* **WRITTEN INSTRUCTION**:
Set down the full listing exactly, character for character.
-------- INFORMATION SUPPLIED --------
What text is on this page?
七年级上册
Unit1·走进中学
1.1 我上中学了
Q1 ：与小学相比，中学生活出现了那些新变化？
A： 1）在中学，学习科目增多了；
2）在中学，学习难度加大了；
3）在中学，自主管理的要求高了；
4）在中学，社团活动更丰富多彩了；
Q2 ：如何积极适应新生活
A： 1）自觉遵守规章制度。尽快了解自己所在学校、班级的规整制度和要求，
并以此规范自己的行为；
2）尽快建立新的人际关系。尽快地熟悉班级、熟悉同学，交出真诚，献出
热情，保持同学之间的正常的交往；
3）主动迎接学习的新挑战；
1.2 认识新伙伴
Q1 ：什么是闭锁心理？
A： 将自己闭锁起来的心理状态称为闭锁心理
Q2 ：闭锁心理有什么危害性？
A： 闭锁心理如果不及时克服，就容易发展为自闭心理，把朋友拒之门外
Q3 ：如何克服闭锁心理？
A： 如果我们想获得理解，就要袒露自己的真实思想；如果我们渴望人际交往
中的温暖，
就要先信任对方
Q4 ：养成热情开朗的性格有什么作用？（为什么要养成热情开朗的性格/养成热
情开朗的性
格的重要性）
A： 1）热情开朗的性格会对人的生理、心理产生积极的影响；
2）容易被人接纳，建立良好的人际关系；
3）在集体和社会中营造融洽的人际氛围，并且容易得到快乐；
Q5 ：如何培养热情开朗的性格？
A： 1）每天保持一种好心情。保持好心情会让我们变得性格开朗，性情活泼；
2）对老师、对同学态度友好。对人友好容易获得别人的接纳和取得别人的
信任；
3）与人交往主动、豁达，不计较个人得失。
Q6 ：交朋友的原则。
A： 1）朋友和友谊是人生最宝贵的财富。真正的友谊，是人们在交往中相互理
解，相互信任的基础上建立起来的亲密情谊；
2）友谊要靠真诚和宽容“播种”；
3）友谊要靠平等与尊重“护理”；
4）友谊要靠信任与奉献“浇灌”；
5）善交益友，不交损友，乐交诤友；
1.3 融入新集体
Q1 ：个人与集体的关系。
--------
* **RESPONSE BELOW**:
What text is on this page?
七年级上册
Unit1·走进中学
1.1 我上中学了
Q1 ：与小学相比，中学生活出现了那些新变化？
A： 1）在中学，学习科目增多了；
2）在中学，学习难度加大了；
3）在中学，自主管理的要求高了；
4）在中学，社团活动更丰富多彩了；
Q2 ：如何积极适应新生活
A： 1）自觉遵守规章制度。尽快了解自己所在学校、班级的规整制度和要求，
并以此规范自己的行为；
2）尽快建立新的人际关系。尽快地熟悉班级、熟悉同学，交出真诚，献出
热情，保持同学之间的正常的交往；
3）主动迎接学习的新挑战；
1.2 认识新伙伴
Q1 ：什么是闭锁心理？
A： 将自己闭锁起来的心理状态称为闭锁心理
Q2 ：闭锁心理有什么危害性？
A： 闭锁心理如果不及时克服，就容易发展为自闭心理，把朋友拒之门外
Q3 ：如何克服闭锁心理？
A： 如果我们想获得理解，就要袒露自己的真实思想；如果我们渴望人际交往
中的温暖，
就要先信任对方
Q4 ：养成热情开朗的性格有什么作用？（为什么要养成热情开朗的性格/养成热
情开朗的性
格的重要性）
A： 1）热情开朗的性格会对人的生理、心理产生积极的影响；
2）容易被人接纳，建立良好的人际关系；
3）在集体和社会中营造融洽的人际氛围，并且容易得到快乐；
Q5 ：如何培养热情开朗的性格？
A： 1）每天保持一种好心情。保持好心情会让我们变得性格开朗，性情活泼；
2）对老师、对同学态度友好。对人友好容易获得别人的接纳和取得别人的
信任；
3）与人交往主动、豁达，不计较个人得失。
Q6 ：交朋友的原则。
A： 1）朋友和友谊是人生最宝贵的财富。真正的友谊，是人们在交往中相互理
解，相互信任的基础上建立起来的亲密情谊；
2）友谊要靠真诚和宽容“播种”；
3）友谊要靠平等与尊重“护理”；
4）友谊要靠信任与奉献“浇灌”；
5）善交益友，不交损友，乐交诤友；
1.3 融入新集体
Q1 ：个人与集体的关系。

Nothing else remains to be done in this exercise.